◆ TASK TO COMPLETE: Which lines of the records contain "getFileList"? Collect every one of them.

◆ Collected data entries:

· · · · ·

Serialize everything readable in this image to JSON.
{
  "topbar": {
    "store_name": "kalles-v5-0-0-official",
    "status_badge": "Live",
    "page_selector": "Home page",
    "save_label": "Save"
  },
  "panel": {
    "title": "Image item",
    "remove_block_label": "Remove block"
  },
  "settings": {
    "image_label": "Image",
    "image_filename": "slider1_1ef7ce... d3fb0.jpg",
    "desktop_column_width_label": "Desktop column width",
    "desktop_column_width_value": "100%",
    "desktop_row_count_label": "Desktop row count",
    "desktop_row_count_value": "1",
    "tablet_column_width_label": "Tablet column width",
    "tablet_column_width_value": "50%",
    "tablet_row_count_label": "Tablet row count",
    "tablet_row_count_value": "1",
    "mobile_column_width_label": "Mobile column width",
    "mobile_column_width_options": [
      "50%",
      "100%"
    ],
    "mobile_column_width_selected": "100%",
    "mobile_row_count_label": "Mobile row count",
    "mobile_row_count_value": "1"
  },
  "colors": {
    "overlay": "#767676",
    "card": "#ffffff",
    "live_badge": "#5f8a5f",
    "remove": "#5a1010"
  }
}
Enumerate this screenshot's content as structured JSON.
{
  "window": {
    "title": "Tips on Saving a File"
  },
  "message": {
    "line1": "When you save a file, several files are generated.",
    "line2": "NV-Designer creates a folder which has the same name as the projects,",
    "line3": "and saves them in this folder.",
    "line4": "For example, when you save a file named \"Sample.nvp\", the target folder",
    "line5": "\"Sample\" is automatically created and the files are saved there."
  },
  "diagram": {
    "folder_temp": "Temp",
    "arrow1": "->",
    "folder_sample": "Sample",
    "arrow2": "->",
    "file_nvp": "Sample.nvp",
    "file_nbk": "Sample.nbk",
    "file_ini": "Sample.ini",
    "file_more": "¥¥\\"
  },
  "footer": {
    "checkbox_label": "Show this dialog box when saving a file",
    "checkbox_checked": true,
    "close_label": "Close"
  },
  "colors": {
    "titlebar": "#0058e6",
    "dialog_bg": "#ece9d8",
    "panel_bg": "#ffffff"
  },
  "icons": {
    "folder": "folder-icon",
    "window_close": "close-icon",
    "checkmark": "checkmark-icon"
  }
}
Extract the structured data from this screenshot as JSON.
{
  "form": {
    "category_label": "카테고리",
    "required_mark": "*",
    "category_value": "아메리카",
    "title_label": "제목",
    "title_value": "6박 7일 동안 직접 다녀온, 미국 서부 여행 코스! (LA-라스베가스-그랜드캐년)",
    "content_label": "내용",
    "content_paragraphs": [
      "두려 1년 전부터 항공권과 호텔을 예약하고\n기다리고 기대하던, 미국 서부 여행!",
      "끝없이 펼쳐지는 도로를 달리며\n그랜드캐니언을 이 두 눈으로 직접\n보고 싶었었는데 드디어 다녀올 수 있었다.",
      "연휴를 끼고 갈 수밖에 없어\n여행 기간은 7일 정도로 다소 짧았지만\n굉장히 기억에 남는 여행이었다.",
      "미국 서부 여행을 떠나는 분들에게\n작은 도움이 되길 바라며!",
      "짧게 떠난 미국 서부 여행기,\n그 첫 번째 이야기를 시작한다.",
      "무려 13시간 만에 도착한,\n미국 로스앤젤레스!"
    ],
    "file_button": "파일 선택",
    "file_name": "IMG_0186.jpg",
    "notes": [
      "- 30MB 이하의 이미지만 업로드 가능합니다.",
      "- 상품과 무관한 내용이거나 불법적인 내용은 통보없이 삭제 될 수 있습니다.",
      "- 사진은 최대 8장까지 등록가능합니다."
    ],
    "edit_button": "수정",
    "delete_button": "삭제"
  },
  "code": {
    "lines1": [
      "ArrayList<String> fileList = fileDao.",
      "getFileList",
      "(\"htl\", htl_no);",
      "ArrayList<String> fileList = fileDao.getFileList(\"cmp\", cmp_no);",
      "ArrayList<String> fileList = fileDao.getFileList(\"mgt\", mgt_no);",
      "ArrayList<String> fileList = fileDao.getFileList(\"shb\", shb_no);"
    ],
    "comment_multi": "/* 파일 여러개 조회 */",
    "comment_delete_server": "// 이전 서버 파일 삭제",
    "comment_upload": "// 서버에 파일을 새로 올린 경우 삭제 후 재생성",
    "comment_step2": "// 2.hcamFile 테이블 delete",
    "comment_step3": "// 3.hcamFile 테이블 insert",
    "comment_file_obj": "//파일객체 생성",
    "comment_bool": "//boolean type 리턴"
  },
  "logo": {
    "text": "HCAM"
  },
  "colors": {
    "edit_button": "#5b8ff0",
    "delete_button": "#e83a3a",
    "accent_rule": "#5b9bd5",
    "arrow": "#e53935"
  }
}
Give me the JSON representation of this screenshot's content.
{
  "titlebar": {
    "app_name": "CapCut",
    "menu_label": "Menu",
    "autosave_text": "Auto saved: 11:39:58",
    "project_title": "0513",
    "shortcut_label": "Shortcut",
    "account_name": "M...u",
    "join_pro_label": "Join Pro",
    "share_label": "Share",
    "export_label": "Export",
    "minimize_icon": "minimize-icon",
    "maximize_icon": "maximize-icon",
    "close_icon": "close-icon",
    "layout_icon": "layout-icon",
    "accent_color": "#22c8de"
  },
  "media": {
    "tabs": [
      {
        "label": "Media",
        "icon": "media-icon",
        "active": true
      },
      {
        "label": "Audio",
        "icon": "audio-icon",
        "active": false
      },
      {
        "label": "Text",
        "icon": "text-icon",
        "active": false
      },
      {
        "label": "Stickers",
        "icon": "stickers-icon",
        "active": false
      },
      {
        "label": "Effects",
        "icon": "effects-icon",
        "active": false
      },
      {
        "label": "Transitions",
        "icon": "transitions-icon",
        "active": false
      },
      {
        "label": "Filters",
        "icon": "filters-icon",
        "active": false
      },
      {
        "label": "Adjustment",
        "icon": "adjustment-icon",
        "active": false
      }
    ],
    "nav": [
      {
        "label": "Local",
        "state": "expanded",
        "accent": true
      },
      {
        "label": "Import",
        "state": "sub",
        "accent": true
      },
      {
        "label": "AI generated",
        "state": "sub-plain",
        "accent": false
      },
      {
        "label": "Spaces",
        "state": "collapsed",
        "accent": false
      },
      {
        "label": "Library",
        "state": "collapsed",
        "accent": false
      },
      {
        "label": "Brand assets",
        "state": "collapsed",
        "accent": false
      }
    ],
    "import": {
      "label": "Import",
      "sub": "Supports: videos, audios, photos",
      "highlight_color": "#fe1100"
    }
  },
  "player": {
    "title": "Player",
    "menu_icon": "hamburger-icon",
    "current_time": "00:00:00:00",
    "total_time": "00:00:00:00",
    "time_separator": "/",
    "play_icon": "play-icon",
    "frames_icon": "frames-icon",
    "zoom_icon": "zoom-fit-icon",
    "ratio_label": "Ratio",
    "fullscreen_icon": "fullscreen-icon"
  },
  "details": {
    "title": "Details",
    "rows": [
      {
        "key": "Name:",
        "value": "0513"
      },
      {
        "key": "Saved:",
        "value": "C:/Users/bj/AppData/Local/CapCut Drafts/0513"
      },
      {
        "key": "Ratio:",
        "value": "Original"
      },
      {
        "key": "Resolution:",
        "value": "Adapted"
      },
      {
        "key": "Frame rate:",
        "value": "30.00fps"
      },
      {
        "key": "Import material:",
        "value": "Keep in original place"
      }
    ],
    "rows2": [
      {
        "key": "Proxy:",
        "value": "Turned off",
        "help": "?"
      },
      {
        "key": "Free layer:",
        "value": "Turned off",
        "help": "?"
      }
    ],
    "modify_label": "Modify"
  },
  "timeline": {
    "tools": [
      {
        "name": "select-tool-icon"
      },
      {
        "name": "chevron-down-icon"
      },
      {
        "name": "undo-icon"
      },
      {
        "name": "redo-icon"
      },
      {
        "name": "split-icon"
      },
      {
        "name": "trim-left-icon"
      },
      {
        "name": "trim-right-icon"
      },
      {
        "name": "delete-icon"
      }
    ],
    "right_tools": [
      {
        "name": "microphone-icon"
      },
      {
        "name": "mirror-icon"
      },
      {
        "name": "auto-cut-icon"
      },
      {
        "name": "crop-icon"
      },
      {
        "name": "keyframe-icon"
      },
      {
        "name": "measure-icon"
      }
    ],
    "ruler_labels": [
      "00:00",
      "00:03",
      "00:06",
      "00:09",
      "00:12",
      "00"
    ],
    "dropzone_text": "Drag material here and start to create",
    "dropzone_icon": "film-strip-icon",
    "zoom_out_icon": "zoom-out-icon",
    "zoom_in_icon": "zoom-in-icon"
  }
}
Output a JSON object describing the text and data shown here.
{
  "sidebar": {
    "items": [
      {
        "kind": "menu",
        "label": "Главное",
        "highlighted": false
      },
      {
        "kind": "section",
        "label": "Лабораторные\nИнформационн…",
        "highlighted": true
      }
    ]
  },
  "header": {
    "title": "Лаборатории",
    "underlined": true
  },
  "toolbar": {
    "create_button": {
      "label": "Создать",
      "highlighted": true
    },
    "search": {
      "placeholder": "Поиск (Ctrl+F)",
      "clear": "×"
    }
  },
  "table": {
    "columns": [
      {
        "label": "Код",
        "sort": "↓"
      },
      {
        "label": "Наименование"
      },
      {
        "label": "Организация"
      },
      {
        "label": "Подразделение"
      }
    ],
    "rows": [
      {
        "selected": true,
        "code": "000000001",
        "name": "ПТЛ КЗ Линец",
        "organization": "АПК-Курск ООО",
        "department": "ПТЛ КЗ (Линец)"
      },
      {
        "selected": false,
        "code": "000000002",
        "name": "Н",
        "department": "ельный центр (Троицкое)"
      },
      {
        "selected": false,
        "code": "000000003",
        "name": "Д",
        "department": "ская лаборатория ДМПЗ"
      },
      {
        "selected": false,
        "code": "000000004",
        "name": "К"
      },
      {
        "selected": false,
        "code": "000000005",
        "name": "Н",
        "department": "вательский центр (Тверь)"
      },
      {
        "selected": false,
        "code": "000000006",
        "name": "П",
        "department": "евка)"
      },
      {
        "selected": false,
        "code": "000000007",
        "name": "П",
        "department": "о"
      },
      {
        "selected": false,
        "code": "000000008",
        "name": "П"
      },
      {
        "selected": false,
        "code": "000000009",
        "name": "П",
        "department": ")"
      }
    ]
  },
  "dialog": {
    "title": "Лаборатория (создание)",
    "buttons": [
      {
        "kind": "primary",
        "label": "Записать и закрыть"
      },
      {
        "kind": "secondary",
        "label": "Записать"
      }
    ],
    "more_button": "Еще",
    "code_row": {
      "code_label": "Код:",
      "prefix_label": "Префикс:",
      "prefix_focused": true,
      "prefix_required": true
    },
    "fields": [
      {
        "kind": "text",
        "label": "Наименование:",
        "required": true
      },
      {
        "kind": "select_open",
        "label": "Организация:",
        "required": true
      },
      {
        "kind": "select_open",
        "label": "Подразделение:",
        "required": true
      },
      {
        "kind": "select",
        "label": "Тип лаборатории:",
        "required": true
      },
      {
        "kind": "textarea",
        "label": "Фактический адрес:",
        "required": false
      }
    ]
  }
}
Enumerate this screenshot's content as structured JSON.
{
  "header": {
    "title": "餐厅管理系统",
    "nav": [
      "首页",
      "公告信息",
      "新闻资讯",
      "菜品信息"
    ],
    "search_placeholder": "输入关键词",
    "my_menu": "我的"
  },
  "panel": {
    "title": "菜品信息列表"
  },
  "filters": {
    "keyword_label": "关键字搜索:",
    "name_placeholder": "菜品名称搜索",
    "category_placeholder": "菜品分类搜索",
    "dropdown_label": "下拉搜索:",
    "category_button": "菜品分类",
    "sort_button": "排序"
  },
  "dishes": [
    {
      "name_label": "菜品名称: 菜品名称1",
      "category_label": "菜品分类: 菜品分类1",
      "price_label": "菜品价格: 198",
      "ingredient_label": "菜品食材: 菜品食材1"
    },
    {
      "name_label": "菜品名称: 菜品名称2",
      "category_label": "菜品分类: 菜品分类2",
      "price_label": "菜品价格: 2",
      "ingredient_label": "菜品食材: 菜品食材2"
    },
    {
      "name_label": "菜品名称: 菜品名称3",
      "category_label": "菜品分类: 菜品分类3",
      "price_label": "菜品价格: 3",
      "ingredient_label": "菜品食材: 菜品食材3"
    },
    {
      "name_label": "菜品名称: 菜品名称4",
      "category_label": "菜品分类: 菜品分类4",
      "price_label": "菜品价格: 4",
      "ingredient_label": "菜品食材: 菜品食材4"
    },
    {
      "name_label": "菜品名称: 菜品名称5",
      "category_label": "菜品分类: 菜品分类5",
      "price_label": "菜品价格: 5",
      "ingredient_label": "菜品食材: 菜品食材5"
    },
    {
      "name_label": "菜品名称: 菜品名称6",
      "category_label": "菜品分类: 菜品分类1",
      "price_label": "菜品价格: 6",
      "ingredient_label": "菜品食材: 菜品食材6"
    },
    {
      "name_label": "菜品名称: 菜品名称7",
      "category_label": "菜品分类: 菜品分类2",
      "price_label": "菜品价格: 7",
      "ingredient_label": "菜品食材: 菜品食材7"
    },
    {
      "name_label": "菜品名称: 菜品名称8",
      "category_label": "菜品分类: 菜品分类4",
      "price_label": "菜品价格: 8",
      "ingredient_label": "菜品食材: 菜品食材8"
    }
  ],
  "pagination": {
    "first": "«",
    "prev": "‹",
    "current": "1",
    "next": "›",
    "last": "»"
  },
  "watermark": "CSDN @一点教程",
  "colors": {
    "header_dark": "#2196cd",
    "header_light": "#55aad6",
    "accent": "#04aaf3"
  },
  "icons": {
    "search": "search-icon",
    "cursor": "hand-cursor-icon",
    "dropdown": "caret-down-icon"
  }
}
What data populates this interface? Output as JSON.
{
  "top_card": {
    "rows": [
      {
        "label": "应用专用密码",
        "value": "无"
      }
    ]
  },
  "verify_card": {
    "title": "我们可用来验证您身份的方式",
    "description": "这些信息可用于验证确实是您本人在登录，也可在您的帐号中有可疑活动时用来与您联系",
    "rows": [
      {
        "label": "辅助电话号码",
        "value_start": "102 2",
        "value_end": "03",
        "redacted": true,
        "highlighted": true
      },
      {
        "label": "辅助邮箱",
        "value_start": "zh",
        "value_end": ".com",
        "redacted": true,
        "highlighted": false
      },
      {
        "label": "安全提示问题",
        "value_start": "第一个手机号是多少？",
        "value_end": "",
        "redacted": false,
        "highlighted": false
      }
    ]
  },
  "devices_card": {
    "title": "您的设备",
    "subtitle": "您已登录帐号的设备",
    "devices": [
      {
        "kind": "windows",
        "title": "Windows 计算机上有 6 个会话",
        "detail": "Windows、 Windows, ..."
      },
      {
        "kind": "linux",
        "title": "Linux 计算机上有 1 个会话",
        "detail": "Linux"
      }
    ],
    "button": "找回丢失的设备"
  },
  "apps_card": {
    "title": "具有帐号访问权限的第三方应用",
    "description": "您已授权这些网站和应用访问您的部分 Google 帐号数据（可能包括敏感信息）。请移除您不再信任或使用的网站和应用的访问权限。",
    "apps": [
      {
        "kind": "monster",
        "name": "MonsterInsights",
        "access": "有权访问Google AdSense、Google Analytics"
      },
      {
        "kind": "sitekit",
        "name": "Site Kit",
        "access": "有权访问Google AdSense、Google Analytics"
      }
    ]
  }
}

· · · · ·

◆ OUTPUT OF THE EXERCISE:
      "getFileList",
      "ArrayList<String> fileList = fileDao.getFileList(\"cmp\", cmp_no);",
      "ArrayList<String> fileList = fileDao.getFileList(\"mgt\", mgt_no);",
      "ArrayList<String> fileList = fileDao.getFileList(\"shb\", shb_no);"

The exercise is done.